Exercise requirements:
Could you return all of the data below word for word, keeping every line as it is?

Data listing:
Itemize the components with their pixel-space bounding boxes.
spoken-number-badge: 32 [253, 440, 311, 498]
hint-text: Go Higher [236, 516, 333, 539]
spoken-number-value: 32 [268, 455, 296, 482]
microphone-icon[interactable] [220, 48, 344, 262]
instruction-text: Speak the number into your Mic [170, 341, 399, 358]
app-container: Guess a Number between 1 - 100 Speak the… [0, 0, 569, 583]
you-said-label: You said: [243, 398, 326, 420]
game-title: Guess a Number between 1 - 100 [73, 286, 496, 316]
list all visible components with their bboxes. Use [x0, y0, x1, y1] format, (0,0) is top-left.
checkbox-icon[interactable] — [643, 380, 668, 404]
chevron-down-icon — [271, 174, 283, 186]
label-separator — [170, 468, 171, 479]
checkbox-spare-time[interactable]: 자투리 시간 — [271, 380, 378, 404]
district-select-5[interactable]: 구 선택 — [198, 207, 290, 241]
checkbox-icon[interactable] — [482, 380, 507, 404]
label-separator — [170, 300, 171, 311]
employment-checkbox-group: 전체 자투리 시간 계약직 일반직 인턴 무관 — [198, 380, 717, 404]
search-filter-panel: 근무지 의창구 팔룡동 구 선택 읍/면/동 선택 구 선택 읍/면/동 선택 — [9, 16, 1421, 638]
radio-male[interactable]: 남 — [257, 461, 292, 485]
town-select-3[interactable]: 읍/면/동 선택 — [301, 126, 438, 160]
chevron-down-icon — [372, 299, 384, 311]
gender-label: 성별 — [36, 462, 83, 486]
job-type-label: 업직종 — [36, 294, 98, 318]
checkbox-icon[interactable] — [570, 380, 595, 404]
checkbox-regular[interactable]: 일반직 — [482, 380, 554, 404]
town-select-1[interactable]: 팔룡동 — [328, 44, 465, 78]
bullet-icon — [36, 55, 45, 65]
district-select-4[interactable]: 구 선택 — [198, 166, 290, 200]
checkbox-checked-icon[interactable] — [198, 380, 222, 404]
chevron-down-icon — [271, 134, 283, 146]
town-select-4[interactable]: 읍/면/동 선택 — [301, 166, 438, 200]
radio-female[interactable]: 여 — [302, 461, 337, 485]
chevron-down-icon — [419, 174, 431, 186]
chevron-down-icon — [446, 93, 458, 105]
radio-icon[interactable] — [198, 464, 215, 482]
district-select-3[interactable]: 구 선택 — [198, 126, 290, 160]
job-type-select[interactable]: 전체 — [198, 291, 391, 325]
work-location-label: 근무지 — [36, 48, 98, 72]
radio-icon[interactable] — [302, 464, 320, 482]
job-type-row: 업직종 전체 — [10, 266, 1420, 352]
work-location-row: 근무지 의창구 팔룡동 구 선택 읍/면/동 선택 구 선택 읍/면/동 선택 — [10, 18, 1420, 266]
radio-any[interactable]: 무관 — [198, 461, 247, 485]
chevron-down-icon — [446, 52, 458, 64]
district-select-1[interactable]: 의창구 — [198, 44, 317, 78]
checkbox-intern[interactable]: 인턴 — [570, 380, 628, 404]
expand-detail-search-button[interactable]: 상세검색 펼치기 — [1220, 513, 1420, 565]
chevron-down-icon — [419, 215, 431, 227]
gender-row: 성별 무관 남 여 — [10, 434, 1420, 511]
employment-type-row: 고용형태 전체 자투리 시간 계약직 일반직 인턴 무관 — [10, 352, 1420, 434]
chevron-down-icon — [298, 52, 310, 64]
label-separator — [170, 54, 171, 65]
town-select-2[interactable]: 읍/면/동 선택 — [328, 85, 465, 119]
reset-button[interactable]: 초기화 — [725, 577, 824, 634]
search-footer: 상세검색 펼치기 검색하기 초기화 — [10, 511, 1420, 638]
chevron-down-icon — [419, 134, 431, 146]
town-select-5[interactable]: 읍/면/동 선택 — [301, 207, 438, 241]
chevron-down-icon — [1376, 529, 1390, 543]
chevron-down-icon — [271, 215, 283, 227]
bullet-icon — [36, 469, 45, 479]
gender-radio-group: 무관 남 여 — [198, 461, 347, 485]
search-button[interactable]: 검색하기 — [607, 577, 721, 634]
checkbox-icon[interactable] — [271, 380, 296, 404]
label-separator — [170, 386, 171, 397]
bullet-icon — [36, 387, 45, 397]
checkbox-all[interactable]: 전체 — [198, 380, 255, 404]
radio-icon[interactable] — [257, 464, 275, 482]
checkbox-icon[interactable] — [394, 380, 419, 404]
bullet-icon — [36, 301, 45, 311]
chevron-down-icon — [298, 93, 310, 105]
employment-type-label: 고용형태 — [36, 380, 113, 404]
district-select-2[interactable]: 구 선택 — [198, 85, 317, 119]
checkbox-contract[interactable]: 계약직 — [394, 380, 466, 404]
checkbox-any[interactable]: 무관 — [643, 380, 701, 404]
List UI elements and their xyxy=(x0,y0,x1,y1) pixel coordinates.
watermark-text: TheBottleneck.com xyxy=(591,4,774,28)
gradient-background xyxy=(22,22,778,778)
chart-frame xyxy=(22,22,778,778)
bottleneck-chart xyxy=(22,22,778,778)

Problem solution:
Itemize the components with their pixel-space bounding boxes.
spoken-number-badge: 32 [253, 440, 311, 498]
hint-text: Go Higher [236, 516, 333, 539]
spoken-number-value: 32 [268, 455, 296, 482]
microphone-icon[interactable] [220, 48, 344, 262]
instruction-text: Speak the number into your Mic [170, 341, 399, 358]
app-container: Guess a Number between 1 - 100 Speak the… [0, 0, 569, 583]
you-said-label: You said: [243, 398, 326, 420]
game-title: Guess a Number between 1 - 100 [73, 286, 496, 316]
list all visible components with their bboxes. Use [x0, y0, x1, y1] format, (0,0) is top-left.
checkbox-icon[interactable] — [643, 380, 668, 404]
chevron-down-icon — [271, 174, 283, 186]
label-separator — [170, 468, 171, 479]
checkbox-spare-time[interactable]: 자투리 시간 — [271, 380, 378, 404]
district-select-5[interactable]: 구 선택 — [198, 207, 290, 241]
checkbox-icon[interactable] — [482, 380, 507, 404]
label-separator — [170, 300, 171, 311]
employment-checkbox-group: 전체 자투리 시간 계약직 일반직 인턴 무관 — [198, 380, 717, 404]
search-filter-panel: 근무지 의창구 팔룡동 구 선택 읍/면/동 선택 구 선택 읍/면/동 선택 — [9, 16, 1421, 638]
radio-male[interactable]: 남 — [257, 461, 292, 485]
town-select-3[interactable]: 읍/면/동 선택 — [301, 126, 438, 160]
chevron-down-icon — [372, 299, 384, 311]
gender-label: 성별 — [36, 462, 83, 486]
job-type-label: 업직종 — [36, 294, 98, 318]
checkbox-icon[interactable] — [570, 380, 595, 404]
checkbox-regular[interactable]: 일반직 — [482, 380, 554, 404]
town-select-1[interactable]: 팔룡동 — [328, 44, 465, 78]
bullet-icon — [36, 55, 45, 65]
district-select-4[interactable]: 구 선택 — [198, 166, 290, 200]
checkbox-checked-icon[interactable] — [198, 380, 222, 404]
chevron-down-icon — [271, 134, 283, 146]
town-select-4[interactable]: 읍/면/동 선택 — [301, 166, 438, 200]
radio-female[interactable]: 여 — [302, 461, 337, 485]
chevron-down-icon — [419, 174, 431, 186]
chevron-down-icon — [446, 93, 458, 105]
radio-icon[interactable] — [198, 464, 215, 482]
district-select-3[interactable]: 구 선택 — [198, 126, 290, 160]
job-type-select[interactable]: 전체 — [198, 291, 391, 325]
work-location-label: 근무지 — [36, 48, 98, 72]
radio-icon[interactable] — [302, 464, 320, 482]
job-type-row: 업직종 전체 — [10, 266, 1420, 352]
work-location-row: 근무지 의창구 팔룡동 구 선택 읍/면/동 선택 구 선택 읍/면/동 선택 — [10, 18, 1420, 266]
radio-any[interactable]: 무관 — [198, 461, 247, 485]
chevron-down-icon — [446, 52, 458, 64]
district-select-1[interactable]: 의창구 — [198, 44, 317, 78]
checkbox-intern[interactable]: 인턴 — [570, 380, 628, 404]
expand-detail-search-button[interactable]: 상세검색 펼치기 — [1220, 513, 1420, 565]
chevron-down-icon — [419, 215, 431, 227]
gender-row: 성별 무관 남 여 — [10, 434, 1420, 511]
employment-type-row: 고용형태 전체 자투리 시간 계약직 일반직 인턴 무관 — [10, 352, 1420, 434]
chevron-down-icon — [298, 52, 310, 64]
label-separator — [170, 54, 171, 65]
town-select-2[interactable]: 읍/면/동 선택 — [328, 85, 465, 119]
reset-button[interactable]: 초기화 — [725, 577, 824, 634]
search-footer: 상세검색 펼치기 검색하기 초기화 — [10, 511, 1420, 638]
chevron-down-icon — [419, 134, 431, 146]
town-select-5[interactable]: 읍/면/동 선택 — [301, 207, 438, 241]
chevron-down-icon — [1376, 529, 1390, 543]
chevron-down-icon — [271, 215, 283, 227]
bullet-icon — [36, 469, 45, 479]
gender-radio-group: 무관 남 여 — [198, 461, 347, 485]
search-button[interactable]: 검색하기 — [607, 577, 721, 634]
checkbox-icon[interactable] — [271, 380, 296, 404]
label-separator — [170, 386, 171, 397]
bullet-icon — [36, 387, 45, 397]
checkbox-all[interactable]: 전체 — [198, 380, 255, 404]
radio-icon[interactable] — [257, 464, 275, 482]
checkbox-icon[interactable] — [394, 380, 419, 404]
bullet-icon — [36, 301, 45, 311]
chevron-down-icon — [298, 93, 310, 105]
employment-type-label: 고용형태 — [36, 380, 113, 404]
district-select-2[interactable]: 구 선택 — [198, 85, 317, 119]
checkbox-contract[interactable]: 계약직 — [394, 380, 466, 404]
checkbox-any[interactable]: 무관 — [643, 380, 701, 404]
List UI elements and their xyxy=(x0,y0,x1,y1) pixel coordinates.
watermark-text: TheBottleneck.com xyxy=(591,4,774,28)
gradient-background xyxy=(22,22,778,778)
chart-frame xyxy=(22,22,778,778)
bottleneck-chart xyxy=(22,22,778,778)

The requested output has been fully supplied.